Source extract
=-=-=-=-=

Photo courtesy of the Chicago Tribune. (www.chicagotribune.com)

So, Osama Bin Laden is dead. But what now? What is our response?

Students all over the US are flocking to the streets, throwing gargantuan parties, singing songs, celebrating. On the one hand, this event does mark some kind of progress that seems to warrant at least a bit of frivolity. However, it’s important not to let the zealous rush override the moral fiber of our wonderful nation—and, as Christians, the integrity of our faith. It’s one thing to rejoice over the triumph of peace, but another to take unhealthy pleasure in the loss of human life.

And there is a difference.

As Christians, we must remember the words of Scripture.

In Romans chapter 12, Paul says:

17 Do not repay anyone evil for evil. Be careful to do what is right in the eyes of everyone. 18 If it is possible, as far as it depends on you, live at peace with everyone. 19 Do not take revenge, my dear friends, but leave room for God’s wrath, for it is written: “It is mine to avenge; I will repay,”[d] says the Lord. 20 On the contrary:

“If your enemy is hungry, feed him;

if he is thirsty, give him something to drink.

In doing this, you will heap burning coals on his head.”[e]

21 Do not be overcome by evil, but overcome evil with good.

In Matthew chapter 5, Jesus says:

7 Blessed are the merciful,

for they will be shown mercy.

8 Blessed are the pure in heart,

for they will see God.

9 Blessed are the peacemakers,

for they will be called children of God.

-and-

43 “You have heard that it was said, ‘Love your neighbor[i] and hate your enemy.’ 44 But I tell you, love your enemies and pray for those who persecute you, 45 that you may be children of your Father in heaven. He causes his sun to rise on the evil and the good, and sends rain on the righteous and the unrighteous. 46 If you love those who love you, what reward will you get? Are not even the tax collectors doing that? 47 And if you greet only your own people, what are you doing more than others? Do not even pagans do that? 48 Be perfect, therefore, as your heavenly Father is perfect.

The words in the verses above do not always sync with reality. For instance, sometimes sin seems the only way to defeat sin. (It is here one could easily turn to the tangent of “just war theory,” but we won’t open that can of worms here.) I believe this is just a function of our fallen world, and while we as Christians must try to transcend this cycle of violence-for-violence by remembering the words of Scripture, we also can’t place an unrealistic moral expectation upon it all—we cannot, no matter how hard we try, be “perfect…as your heavenly Father is perfect,” for instance.

=-=-=-=-=

Dataset rows
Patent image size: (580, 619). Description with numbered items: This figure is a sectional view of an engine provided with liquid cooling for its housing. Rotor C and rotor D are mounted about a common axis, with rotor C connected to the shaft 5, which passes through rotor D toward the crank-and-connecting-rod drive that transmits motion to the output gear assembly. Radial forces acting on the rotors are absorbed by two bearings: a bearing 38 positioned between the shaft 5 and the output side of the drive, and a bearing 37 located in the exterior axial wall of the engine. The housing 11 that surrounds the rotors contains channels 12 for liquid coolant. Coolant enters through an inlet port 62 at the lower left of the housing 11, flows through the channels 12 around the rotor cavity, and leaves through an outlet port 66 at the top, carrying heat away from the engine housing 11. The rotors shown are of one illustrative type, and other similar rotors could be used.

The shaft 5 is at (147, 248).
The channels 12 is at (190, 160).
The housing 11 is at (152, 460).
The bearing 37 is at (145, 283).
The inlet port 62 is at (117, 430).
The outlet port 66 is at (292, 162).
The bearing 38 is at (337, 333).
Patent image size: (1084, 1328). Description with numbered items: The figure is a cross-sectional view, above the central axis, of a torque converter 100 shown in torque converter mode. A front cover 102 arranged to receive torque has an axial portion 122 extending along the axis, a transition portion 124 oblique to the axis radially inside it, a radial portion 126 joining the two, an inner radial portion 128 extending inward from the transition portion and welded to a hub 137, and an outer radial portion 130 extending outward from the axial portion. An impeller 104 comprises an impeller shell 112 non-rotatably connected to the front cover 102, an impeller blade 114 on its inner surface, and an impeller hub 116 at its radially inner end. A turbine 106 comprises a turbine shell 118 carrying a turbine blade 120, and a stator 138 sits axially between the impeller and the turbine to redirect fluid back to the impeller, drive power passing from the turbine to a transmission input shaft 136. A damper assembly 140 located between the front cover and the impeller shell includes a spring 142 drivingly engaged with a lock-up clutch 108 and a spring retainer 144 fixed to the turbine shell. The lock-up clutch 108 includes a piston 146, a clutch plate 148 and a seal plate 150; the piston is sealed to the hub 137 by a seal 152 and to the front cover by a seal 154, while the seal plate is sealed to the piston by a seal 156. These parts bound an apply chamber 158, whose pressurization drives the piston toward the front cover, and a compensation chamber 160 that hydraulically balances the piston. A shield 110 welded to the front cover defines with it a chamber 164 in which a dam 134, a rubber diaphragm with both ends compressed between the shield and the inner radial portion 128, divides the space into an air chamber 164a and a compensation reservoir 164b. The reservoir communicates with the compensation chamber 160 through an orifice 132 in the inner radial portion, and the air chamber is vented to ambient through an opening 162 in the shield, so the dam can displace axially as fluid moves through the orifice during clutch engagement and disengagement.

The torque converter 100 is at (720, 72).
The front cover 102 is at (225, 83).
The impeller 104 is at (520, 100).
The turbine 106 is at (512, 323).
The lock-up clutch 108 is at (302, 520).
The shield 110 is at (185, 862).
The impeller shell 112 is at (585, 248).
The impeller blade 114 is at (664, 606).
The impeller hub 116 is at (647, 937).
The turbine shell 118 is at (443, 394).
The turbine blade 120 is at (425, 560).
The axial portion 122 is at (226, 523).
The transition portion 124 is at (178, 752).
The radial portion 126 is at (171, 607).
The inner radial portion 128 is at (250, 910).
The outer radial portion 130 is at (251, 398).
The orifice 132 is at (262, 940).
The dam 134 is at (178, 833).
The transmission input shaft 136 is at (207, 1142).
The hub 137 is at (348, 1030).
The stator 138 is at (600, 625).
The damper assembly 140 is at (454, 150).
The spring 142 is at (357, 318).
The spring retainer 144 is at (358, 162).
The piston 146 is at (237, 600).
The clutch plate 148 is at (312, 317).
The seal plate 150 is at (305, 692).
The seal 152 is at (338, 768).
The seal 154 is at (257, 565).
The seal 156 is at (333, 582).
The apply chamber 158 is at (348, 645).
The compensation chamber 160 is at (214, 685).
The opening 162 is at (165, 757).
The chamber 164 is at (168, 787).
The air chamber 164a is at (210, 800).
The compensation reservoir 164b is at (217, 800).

=-=-=-=-=

Work to do
1. From the post on Bin Laden's death, extract the stretch from "for they will be shown" through "children of God.".
2. According to the post on Bin Laden's death, what are students all over the US doing in response to the news?
3. Carry on the post on Bin Laden's death from its final sentence.

Task results
1.
for they will be shown mercy.

8 Blessed are the pure in heart,

for they will see God.

9 Blessed are the peacemakers,

for they will be called children of God.

2. They are flocking to the streets, throwing gargantuan parties, singing songs, and celebrating.

3.
I know that posts like this one can so easily come across as pompous pontification, especially in light of such atrocities as 9/11 and a decade-long war. We want to feel a sense of victory that justifies the prior tragedy and dysfunction.

So, of course, the news of Bin Laden’s death brings with it a rush of relief, and I have to admit that even I gave an enthusiastic fist pump when I logged onto Facebook this morning and saw the news. Wrapped within his figure we find a terrific jumble of symbolism—the evil he represented, the brainwashing of young men, the anxiety and fear his actions have brought to the world—but we must keep separate the symbols and the man himself. I believe as Christians we walk a fine line on these matters.

In the verses I quoted above from Romans, Paul ends by exhorting us to “overcome evil with good.” So I challenge you: what kind of good can we make of this evil?

I leave you with this, the words of the poet John Donne:

“No man is an island entire of itself; every man

is a piece of the continent, a part of the main;

if a clod be washed away by the sea, Europe

is the less, as well as if a promontory were, as

well as a manor of thy friends or of thine

own were; any man’s death diminishes me,

because I am involved in mankind.

And therefore never send to know for whom

the bell tolls; it tolls for thee.” (-Meditation 17.)

 

(All Bible verses taken from THE HOLY BIBLE, NEW INTERNATIONAL VERSION®, NIV® Copyright © 1973, 1978, 1984, 2011 by Biblica, Inc.™ Used by permission. All rights reserved worldwide.)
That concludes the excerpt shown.